━━━━━ Information provided

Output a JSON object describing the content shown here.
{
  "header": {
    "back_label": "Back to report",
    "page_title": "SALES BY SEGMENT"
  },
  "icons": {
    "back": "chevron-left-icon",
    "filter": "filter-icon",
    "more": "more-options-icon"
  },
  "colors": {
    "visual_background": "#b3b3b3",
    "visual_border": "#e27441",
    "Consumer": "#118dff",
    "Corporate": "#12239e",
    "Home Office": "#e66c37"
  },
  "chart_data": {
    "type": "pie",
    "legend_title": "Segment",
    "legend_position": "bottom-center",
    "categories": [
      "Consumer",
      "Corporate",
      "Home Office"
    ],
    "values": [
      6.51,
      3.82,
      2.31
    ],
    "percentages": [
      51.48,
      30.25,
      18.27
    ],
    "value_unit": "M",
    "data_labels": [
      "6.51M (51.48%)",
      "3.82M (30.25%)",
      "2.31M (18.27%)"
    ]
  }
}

━━━━━━━━━━

## [Written exercise]
Return the entries above exactly, each one complete.

## [Written solution]
Output a JSON object describing the content shown here.
{
  "header": {
    "back_label": "Back to report",
    "page_title": "SALES BY SEGMENT"
  },
  "icons": {
    "back": "chevron-left-icon",
    "filter": "filter-icon",
    "more": "more-options-icon"
  },
  "colors": {
    "visual_background": "#b3b3b3",
    "visual_border": "#e27441",
    "Consumer": "#118dff",
    "Corporate": "#12239e",
    "Home Office": "#e66c37"
  },
  "chart_data": {
    "type": "pie",
    "legend_title": "Segment",
    "legend_position": "bottom-center",
    "categories": [
      "Consumer",
      "Corporate",
      "Home Office"
    ],
    "values": [
      6.51,
      3.82,
      2.31
    ],
    "percentages": [
      51.48,
      30.25,
      18.27
    ],
    "value_unit": "M",
    "data_labels": [
      "6.51M (51.48%)",
      "3.82M (30.25%)",
      "2.31M (18.27%)"
    ]
  }
}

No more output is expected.